What you will do:
Leave the pictures out, and retype all of the material exactly as written.

Recorded data:
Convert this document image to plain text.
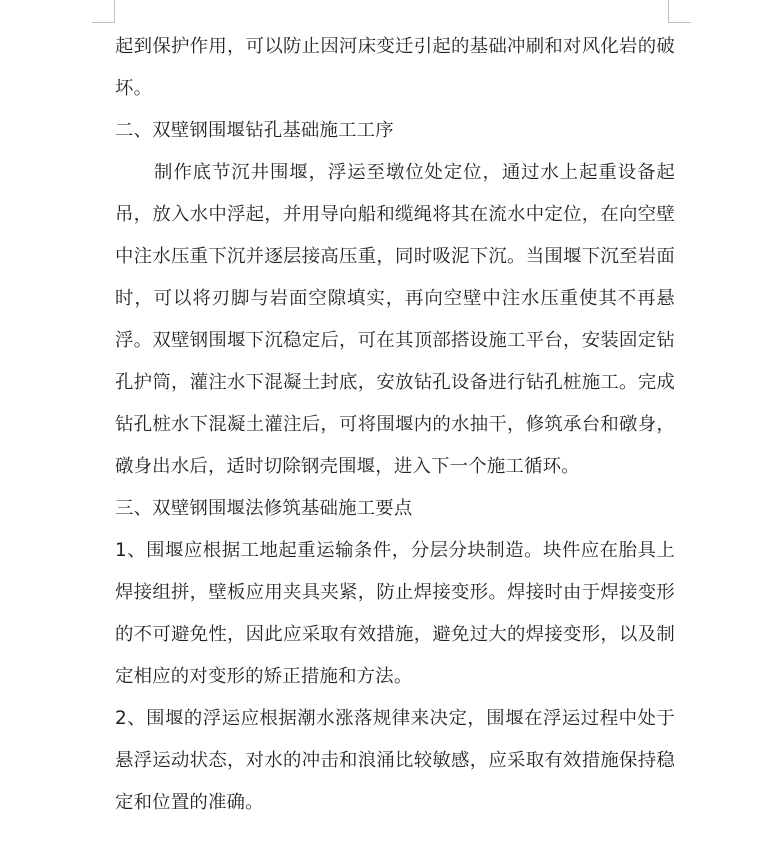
起到保护作用，可以防止因河床变迁引起的基础冲刷和对风化岩的破坏。

二、双壁钢围堰钻孔基础施工工序

制作底节沉井围堰，浮运至墩位处定位，通过水上起重设备起吊，放入水中浮起，并用导向船和缆绳将其在流水中定位，在向空壁中注水压重下沉并逐层接高压重，同时吸泥下沉。当围堰下沉至岩面时，可以将刃脚与岩面空隙填实，再向空壁中注水压重使其不再悬浮。双壁钢围堰下沉稳定后，可在其顶部搭设施工平台，安装固定钻孔护筒，灌注水下混凝土封底，安放钻孔设备进行钻孔桩施工。完成钻孔桩水下混凝土灌注后，可将围堰内的水抽干，修筑承台和礅身，礅身出水后，适时切除钢壳围堰，进入下一个施工循环。

三、双壁钢围堰法修筑基础施工要点

1、围堰应根据工地起重运输条件，分层分块制造。块件应在胎具上焊接组拼，壁板应用夹具夹紧，防止焊接变形。焊接时由于焊接变形的不可避免性，因此应采取有效措施，避免过大的焊接变形，以及制定相应的对变形的矫正措施和方法。

2、围堰的浮运应根据潮水涨落规律来决定，围堰在浮运过程中处于悬浮运动状态，对水的冲击和浪涌比较敏感，应采取有效措施保持稳定和位置的准确。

Answer for the task:
Convert this document image to plain text.
起到保护作用，可以防止因河床变迁引起的基础冲刷和对风化岩的破坏。

二、双壁钢围堰钻孔基础施工工序

制作底节沉井围堰，浮运至墩位处定位，通过水上起重设备起吊，放入水中浮起，并用导向船和缆绳将其在流水中定位，在向空壁中注水压重下沉并逐层接高压重，同时吸泥下沉。当围堰下沉至岩面时，可以将刃脚与岩面空隙填实，再向空壁中注水压重使其不再悬浮。双壁钢围堰下沉稳定后，可在其顶部搭设施工平台，安装固定钻孔护筒，灌注水下混凝土封底，安放钻孔设备进行钻孔桩施工。完成钻孔桩水下混凝土灌注后，可将围堰内的水抽干，修筑承台和礅身，礅身出水后，适时切除钢壳围堰，进入下一个施工循环。

三、双壁钢围堰法修筑基础施工要点

1、围堰应根据工地起重运输条件，分层分块制造。块件应在胎具上焊接组拼，壁板应用夹具夹紧，防止焊接变形。焊接时由于焊接变形的不可避免性，因此应采取有效措施，避免过大的焊接变形，以及制定相应的对变形的矫正措施和方法。

2、围堰的浮运应根据潮水涨落规律来决定，围堰在浮运过程中处于悬浮运动状态，对水的冲击和浪涌比较敏感，应采取有效措施保持稳定和位置的准确。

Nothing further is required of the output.